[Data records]
+-------+

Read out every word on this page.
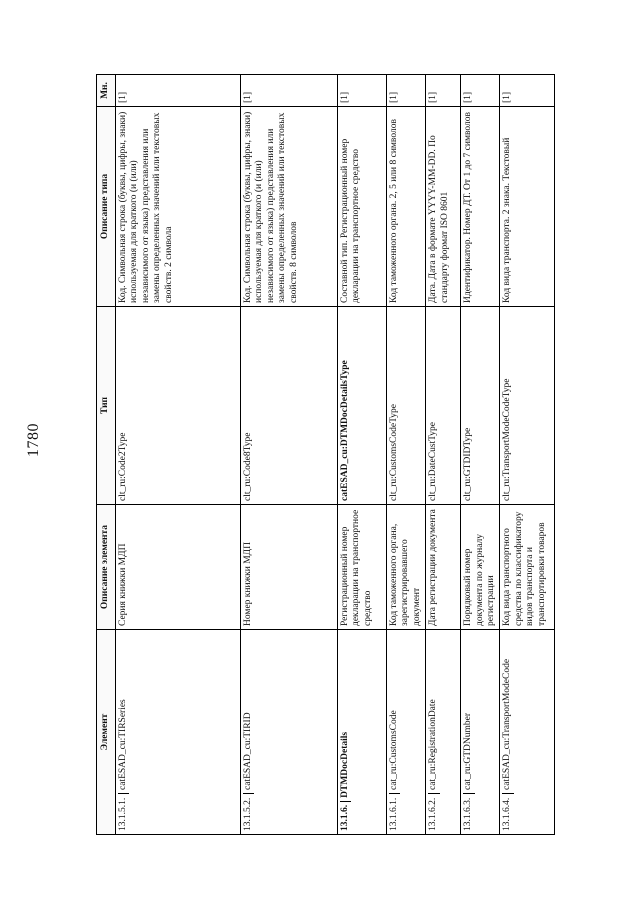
1780
Элемент	Описание элемента	Тип	Описание типа	Мн.
13.1.5.1.catESAD_cu:TIRSeries	Серия книжки МДП	clt_ru:Code2Type	Код. Символьная строка (буквы, цифры, знаки) используемая для краткого (и (или) независимого от языка) представления или замены определенных значений или текстовых свойств. 2 символа	[1]
13.1.5.2.catESAD_cu:TIRID	Номер книжки МДП	clt_ru:Code8Type	Код. Символьная строка (буквы, цифры, знаки) используемая для краткого (и (или) независимого от языка) представления или замены определенных значений или текстовых свойств. 8 символов	[1]
13.1.6.DTMDocDetails	Регистрационный номер декларации на транспортное средство	catESAD_cu:DTMDocDetailsType	Составной тип. Регистрационный номер декларации на транспортное средство	[1]
13.1.6.1.cat_ru:CustomsCode	Код таможенного органа, зарегистрировавшего документ	clt_ru:CustomsCodeType	Код таможенного органа. 2, 5 или 8 символов	[1]
13.1.6.2.cat_ru:RegistrationDate	Дата регистрации документа	clt_ru:DateCustType	Дата. Дата в формате YYYY-MM-DD. По стандарту формат ISO 8601	[1]
13.1.6.3.cat_ru:GTDNumber	Порядковый номер документа по журналу регистрации	clt_ru:GTDIDType	Идентификатор. Номер ДТ. От 1 до 7 символов	[1]
13.1.6.4.catESAD_cu:TransportModeCode	Код вида транспортного средства по классификатору видов транспорта и транспортировки товаров	clt_ru:TransportModeCodeType	Код вида транспорта. 2 знака. Текстовый	[1]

+-------+

*What to produce*
Write out every line above exactly as it is, leaving out the pictures.

*Answer to this problem*
Read out every word on this page.
1780
Элемент	Описание элемента	Тип	Описание типа	Мн.
13.1.5.1.catESAD_cu:TIRSeries	Серия книжки МДП	clt_ru:Code2Type	Код. Символьная строка (буквы, цифры, знаки) используемая для краткого (и (или) независимого от языка) представления или замены определенных значений или текстовых свойств. 2 символа	[1]
13.1.5.2.catESAD_cu:TIRID	Номер книжки МДП	clt_ru:Code8Type	Код. Символьная строка (буквы, цифры, знаки) используемая для краткого (и (или) независимого от языка) представления или замены определенных значений или текстовых свойств. 8 символов	[1]
13.1.6.DTMDocDetails	Регистрационный номер декларации на транспортное средство	catESAD_cu:DTMDocDetailsType	Составной тип. Регистрационный номер декларации на транспортное средство	[1]
13.1.6.1.cat_ru:CustomsCode	Код таможенного органа, зарегистрировавшего документ	clt_ru:CustomsCodeType	Код таможенного органа. 2, 5 или 8 символов	[1]
13.1.6.2.cat_ru:RegistrationDate	Дата регистрации документа	clt_ru:DateCustType	Дата. Дата в формате YYYY-MM-DD. По стандарту формат ISO 8601	[1]
13.1.6.3.cat_ru:GTDNumber	Порядковый номер документа по журналу регистрации	clt_ru:GTDIDType	Идентификатор. Номер ДТ. От 1 до 7 символов	[1]
13.1.6.4.catESAD_cu:TransportModeCode	Код вида транспортного средства по классификатору видов транспорта и транспортировки товаров	clt_ru:TransportModeCodeType	Код вида транспорта. 2 знака. Текстовый	[1]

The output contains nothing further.